[start of Listed entries]

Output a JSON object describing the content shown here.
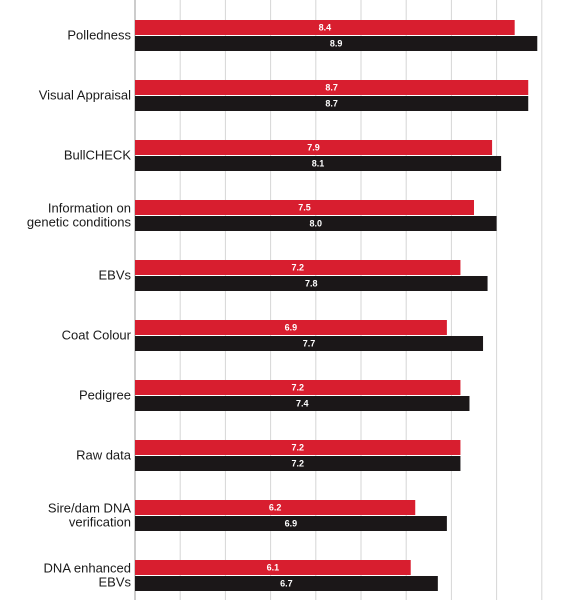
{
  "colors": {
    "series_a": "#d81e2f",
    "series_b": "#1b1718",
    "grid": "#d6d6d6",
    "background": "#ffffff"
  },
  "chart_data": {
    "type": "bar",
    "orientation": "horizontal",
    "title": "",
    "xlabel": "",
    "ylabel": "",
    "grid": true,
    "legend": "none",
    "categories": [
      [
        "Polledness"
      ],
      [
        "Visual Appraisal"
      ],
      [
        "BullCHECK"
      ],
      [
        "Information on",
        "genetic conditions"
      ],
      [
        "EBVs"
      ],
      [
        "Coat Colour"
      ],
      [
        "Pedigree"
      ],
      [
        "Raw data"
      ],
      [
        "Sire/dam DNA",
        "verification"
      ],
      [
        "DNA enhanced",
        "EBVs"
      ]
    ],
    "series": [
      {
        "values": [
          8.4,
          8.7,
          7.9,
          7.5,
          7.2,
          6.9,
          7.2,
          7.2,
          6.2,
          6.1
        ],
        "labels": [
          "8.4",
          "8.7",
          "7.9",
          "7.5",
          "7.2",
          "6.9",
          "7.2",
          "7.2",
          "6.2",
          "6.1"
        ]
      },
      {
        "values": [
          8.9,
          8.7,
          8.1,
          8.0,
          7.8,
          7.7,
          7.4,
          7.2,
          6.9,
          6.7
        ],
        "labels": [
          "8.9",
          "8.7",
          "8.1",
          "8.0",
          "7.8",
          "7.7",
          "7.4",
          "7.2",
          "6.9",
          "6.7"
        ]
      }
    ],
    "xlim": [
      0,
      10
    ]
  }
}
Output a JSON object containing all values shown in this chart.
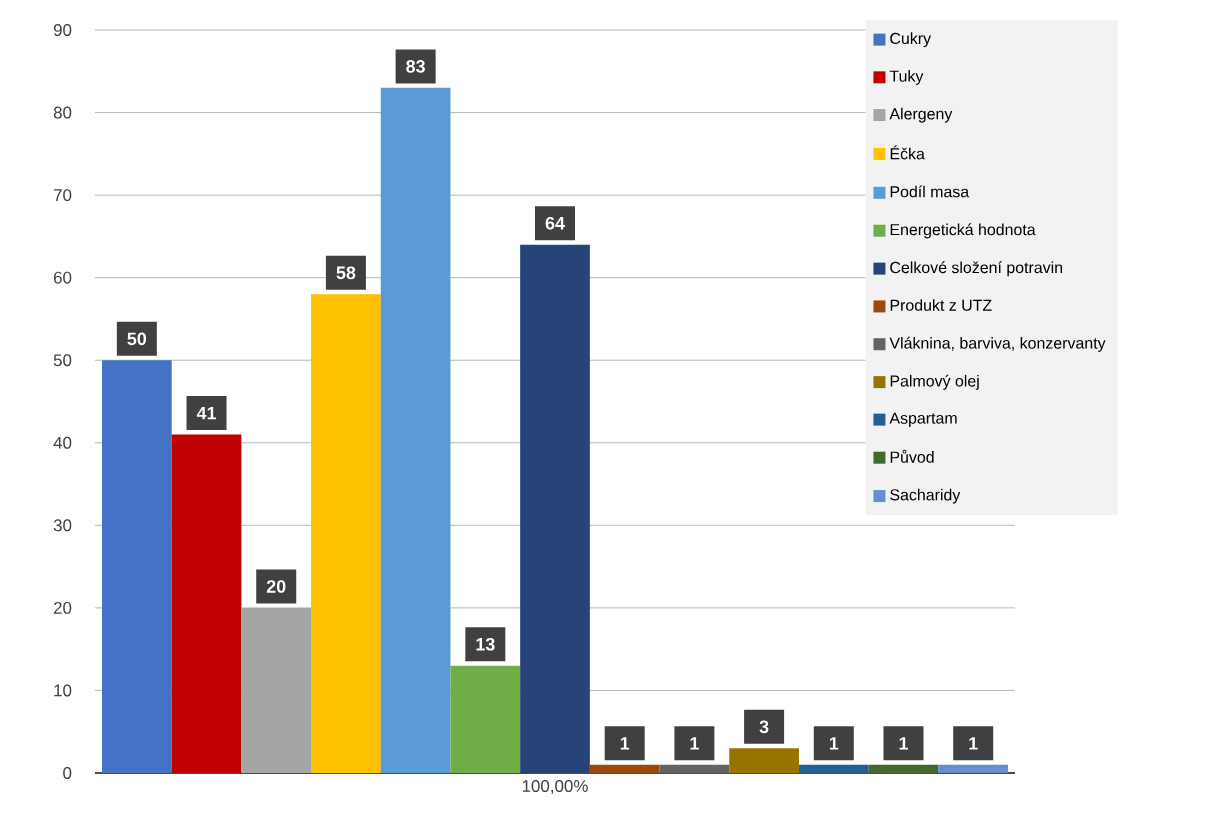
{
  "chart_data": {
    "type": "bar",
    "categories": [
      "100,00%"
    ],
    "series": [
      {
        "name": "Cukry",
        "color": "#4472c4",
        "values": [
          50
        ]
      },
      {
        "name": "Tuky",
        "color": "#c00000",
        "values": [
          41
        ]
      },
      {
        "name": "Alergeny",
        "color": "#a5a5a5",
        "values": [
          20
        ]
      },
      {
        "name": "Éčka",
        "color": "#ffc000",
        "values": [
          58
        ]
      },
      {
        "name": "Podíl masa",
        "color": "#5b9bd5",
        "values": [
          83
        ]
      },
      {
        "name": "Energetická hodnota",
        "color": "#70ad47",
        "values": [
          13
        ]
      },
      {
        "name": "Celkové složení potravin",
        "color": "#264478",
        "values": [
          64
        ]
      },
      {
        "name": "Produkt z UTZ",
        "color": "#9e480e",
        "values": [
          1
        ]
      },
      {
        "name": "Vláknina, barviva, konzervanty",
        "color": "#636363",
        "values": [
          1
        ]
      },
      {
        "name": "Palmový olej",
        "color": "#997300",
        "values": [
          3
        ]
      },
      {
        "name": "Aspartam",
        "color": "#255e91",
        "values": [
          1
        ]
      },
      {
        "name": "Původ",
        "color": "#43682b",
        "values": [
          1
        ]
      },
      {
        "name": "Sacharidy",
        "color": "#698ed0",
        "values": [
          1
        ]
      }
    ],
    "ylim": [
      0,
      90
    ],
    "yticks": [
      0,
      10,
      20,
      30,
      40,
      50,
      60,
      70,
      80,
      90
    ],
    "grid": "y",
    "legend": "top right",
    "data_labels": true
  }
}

[end of Listed entries]

# What to produce:
Each record should be quoted exactly, with the images omitted.

# The solution:
Output a JSON object describing the content shown here.
{
  "colors": {
    "series_a": "#d81e2f",
    "series_b": "#1b1718",
    "grid": "#d6d6d6",
    "background": "#ffffff"
  },
  "chart_data": {
    "type": "bar",
    "orientation": "horizontal",
    "title": "",
    "xlabel": "",
    "ylabel": "",
    "grid": true,
    "legend": "none",
    "categories": [
      [
        "Polledness"
      ],
      [
        "Visual Appraisal"
      ],
      [
        "BullCHECK"
      ],
      [
        "Information on",
        "genetic conditions"
      ],
      [
        "EBVs"
      ],
      [
        "Coat Colour"
      ],
      [
        "Pedigree"
      ],
      [
        "Raw data"
      ],
      [
        "Sire/dam DNA",
        "verification"
      ],
      [
        "DNA enhanced",
        "EBVs"
      ]
    ],
    "series": [
      {
        "values": [
          8.4,
          8.7,
          7.9,
          7.5,
          7.2,
          6.9,
          7.2,
          7.2,
          6.2,
          6.1
        ],
        "labels": [
          "8.4",
          "8.7",
          "7.9",
          "7.5",
          "7.2",
          "6.9",
          "7.2",
          "7.2",
          "6.2",
          "6.1"
        ]
      },
      {
        "values": [
          8.9,
          8.7,
          8.1,
          8.0,
          7.8,
          7.7,
          7.4,
          7.2,
          6.9,
          6.7
        ],
        "labels": [
          "8.9",
          "8.7",
          "8.1",
          "8.0",
          "7.8",
          "7.7",
          "7.4",
          "7.2",
          "6.9",
          "6.7"
        ]
      }
    ],
    "xlim": [
      0,
      10
    ]
  }
}
Output a JSON object containing all values shown in this chart.
{
  "chart_data": {
    "type": "bar",
    "categories": [
      "100,00%"
    ],
    "series": [
      {
        "name": "Cukry",
        "color": "#4472c4",
        "values": [
          50
        ]
      },
      {
        "name": "Tuky",
        "color": "#c00000",
        "values": [
          41
        ]
      },
      {
        "name": "Alergeny",
        "color": "#a5a5a5",
        "values": [
          20
        ]
      },
      {
        "name": "Éčka",
        "color": "#ffc000",
        "values": [
          58
        ]
      },
      {
        "name": "Podíl masa",
        "color": "#5b9bd5",
        "values": [
          83
        ]
      },
      {
        "name": "Energetická hodnota",
        "color": "#70ad47",
        "values": [
          13
        ]
      },
      {
        "name": "Celkové složení potravin",
        "color": "#264478",
        "values": [
          64
        ]
      },
      {
        "name": "Produkt z UTZ",
        "color": "#9e480e",
        "values": [
          1
        ]
      },
      {
        "name": "Vláknina, barviva, konzervanty",
        "color": "#636363",
        "values": [
          1
        ]
      },
      {
        "name": "Palmový olej",
        "color": "#997300",
        "values": [
          3
        ]
      },
      {
        "name": "Aspartam",
        "color": "#255e91",
        "values": [
          1
        ]
      },
      {
        "name": "Původ",
        "color": "#43682b",
        "values": [
          1
        ]
      },
      {
        "name": "Sacharidy",
        "color": "#698ed0",
        "values": [
          1
        ]
      }
    ],
    "ylim": [
      0,
      90
    ],
    "yticks": [
      0,
      10,
      20,
      30,
      40,
      50,
      60,
      70,
      80,
      90
    ],
    "grid": "y",
    "legend": "top right",
    "data_labels": true
  }
}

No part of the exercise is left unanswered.